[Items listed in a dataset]
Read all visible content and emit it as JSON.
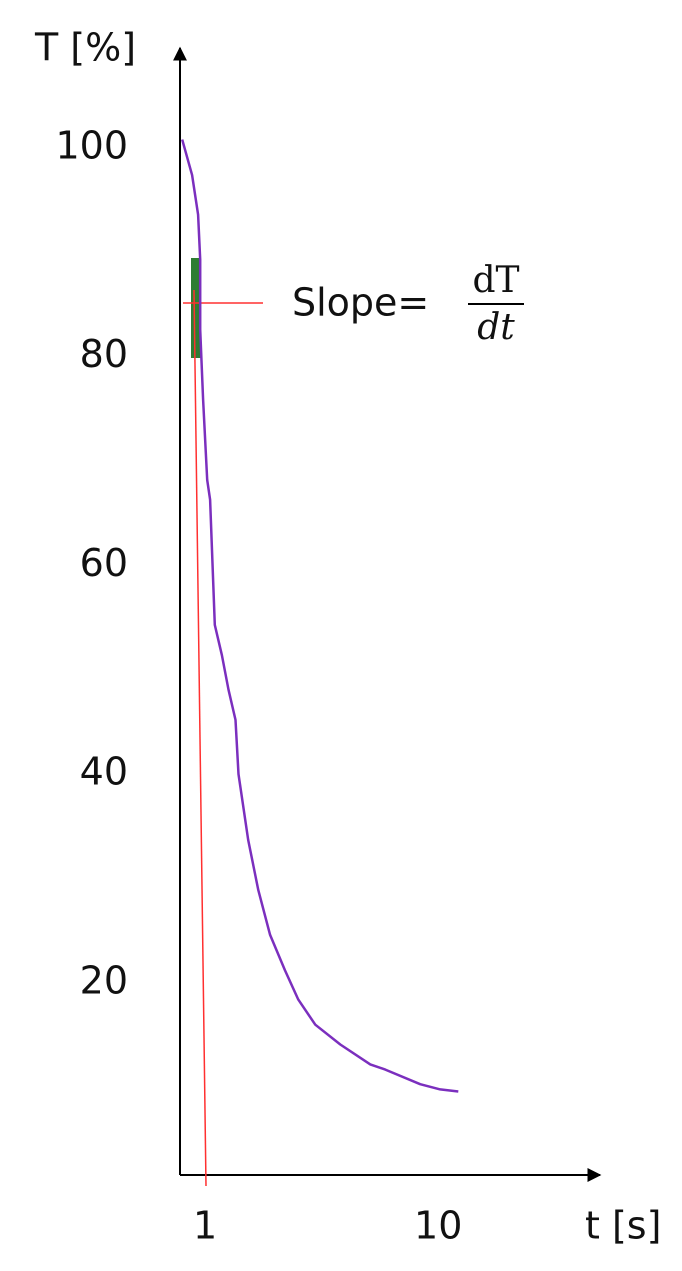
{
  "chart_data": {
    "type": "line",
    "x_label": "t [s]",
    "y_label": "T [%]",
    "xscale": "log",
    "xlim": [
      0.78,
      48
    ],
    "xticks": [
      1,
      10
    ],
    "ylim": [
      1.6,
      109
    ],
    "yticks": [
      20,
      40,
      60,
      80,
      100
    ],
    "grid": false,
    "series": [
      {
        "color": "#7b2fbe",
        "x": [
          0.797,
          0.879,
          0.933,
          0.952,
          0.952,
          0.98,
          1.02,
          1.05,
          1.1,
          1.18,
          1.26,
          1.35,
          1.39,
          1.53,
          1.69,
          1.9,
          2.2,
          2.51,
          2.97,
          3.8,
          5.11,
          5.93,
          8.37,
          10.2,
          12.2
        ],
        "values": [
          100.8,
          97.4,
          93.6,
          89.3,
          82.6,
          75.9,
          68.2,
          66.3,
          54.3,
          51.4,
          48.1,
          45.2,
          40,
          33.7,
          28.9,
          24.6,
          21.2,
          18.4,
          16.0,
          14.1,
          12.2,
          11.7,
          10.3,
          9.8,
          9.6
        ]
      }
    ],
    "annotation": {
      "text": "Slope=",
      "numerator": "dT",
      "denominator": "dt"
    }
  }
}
==
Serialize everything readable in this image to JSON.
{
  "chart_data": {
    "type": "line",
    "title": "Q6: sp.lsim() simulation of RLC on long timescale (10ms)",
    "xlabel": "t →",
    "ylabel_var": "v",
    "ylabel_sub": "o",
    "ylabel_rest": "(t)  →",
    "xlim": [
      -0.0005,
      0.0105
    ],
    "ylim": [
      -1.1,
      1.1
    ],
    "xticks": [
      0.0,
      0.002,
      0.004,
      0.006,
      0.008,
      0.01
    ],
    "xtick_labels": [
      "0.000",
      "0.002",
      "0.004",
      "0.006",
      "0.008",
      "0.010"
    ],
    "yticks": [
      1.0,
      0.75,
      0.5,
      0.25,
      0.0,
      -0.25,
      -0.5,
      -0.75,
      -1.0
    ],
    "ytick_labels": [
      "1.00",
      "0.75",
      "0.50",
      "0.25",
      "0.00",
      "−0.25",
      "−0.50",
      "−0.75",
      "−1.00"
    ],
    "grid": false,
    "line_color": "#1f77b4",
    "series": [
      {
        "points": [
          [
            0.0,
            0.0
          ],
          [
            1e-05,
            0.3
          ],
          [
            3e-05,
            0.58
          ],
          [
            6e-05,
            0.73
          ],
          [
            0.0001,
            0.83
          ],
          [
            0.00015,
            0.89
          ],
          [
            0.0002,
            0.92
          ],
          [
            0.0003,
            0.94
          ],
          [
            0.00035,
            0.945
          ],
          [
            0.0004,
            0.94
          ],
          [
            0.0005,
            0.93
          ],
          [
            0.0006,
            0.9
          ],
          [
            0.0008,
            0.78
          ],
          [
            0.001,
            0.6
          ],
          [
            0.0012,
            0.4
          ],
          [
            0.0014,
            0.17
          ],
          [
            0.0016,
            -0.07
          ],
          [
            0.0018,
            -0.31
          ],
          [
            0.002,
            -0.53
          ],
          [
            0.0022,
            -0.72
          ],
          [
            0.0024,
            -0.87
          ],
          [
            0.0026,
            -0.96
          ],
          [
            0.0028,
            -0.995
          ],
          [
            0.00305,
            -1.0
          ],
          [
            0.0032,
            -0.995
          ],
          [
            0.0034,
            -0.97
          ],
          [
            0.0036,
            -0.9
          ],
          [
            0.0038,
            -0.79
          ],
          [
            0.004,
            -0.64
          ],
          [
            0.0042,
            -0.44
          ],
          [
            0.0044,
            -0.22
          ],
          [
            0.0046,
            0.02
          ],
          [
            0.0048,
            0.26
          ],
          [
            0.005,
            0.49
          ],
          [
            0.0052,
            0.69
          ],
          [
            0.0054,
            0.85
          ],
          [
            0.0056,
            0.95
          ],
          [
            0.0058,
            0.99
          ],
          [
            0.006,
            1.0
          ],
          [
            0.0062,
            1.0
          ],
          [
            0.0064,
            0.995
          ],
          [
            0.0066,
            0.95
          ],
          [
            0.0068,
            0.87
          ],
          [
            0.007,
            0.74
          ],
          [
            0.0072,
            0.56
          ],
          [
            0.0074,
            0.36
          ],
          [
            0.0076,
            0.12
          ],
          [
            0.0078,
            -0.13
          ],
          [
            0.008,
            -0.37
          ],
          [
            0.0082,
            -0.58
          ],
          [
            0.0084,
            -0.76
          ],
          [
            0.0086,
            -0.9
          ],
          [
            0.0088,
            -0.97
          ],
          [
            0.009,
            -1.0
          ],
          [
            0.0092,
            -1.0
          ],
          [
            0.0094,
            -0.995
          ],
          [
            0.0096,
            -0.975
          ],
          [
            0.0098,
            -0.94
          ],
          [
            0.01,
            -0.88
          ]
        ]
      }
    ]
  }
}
...
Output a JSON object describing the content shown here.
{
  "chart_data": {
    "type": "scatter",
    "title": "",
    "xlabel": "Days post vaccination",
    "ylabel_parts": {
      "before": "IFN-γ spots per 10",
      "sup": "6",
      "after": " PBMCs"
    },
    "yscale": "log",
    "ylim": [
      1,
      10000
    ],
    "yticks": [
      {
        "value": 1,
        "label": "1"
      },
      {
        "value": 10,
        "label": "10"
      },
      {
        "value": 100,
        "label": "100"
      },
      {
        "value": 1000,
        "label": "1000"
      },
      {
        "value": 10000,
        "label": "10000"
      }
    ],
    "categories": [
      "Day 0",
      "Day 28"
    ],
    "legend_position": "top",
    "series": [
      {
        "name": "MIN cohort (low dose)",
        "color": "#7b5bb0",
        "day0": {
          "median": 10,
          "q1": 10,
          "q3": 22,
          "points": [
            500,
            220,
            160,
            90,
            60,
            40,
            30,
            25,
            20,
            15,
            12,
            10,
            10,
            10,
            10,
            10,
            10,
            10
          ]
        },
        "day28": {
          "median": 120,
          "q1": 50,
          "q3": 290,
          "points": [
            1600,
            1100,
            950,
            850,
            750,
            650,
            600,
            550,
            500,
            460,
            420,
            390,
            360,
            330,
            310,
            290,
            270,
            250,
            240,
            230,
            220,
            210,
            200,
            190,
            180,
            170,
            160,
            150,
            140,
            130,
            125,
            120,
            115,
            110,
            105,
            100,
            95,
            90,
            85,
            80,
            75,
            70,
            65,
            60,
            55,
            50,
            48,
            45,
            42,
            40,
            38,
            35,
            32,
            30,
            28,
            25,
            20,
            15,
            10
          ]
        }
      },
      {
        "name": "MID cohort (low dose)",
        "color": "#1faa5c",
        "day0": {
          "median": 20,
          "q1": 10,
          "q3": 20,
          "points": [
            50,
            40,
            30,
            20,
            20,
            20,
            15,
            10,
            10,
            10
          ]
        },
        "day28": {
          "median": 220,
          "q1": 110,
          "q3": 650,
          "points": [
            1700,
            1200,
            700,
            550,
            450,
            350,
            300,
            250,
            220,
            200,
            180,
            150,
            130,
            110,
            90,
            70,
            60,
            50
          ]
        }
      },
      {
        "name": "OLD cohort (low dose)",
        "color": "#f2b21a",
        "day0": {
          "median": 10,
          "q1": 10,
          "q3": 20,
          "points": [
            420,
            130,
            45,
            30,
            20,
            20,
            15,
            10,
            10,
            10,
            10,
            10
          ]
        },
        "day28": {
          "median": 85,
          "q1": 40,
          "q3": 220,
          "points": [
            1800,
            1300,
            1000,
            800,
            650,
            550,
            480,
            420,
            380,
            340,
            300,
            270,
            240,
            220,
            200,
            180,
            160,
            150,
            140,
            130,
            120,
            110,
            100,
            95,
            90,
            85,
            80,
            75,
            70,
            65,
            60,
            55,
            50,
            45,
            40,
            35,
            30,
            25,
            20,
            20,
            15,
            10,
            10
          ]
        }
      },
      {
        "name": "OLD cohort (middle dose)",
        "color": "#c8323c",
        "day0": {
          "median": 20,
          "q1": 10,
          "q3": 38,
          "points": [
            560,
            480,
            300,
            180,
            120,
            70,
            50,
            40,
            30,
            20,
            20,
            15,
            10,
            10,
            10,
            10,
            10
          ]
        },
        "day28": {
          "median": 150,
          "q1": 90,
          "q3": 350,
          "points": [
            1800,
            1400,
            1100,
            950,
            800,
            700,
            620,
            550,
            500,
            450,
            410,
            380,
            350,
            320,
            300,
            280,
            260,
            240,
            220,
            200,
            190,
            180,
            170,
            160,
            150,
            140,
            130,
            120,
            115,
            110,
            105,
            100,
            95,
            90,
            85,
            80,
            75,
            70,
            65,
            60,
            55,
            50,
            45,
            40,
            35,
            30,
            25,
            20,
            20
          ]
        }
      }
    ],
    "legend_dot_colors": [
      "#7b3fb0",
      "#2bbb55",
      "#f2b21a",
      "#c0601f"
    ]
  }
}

_EXERCISE BRIEF_. Only the number is wanted: count the lines of the records that hold the word "JSON".

_WRITTEN RESPONSE_. 3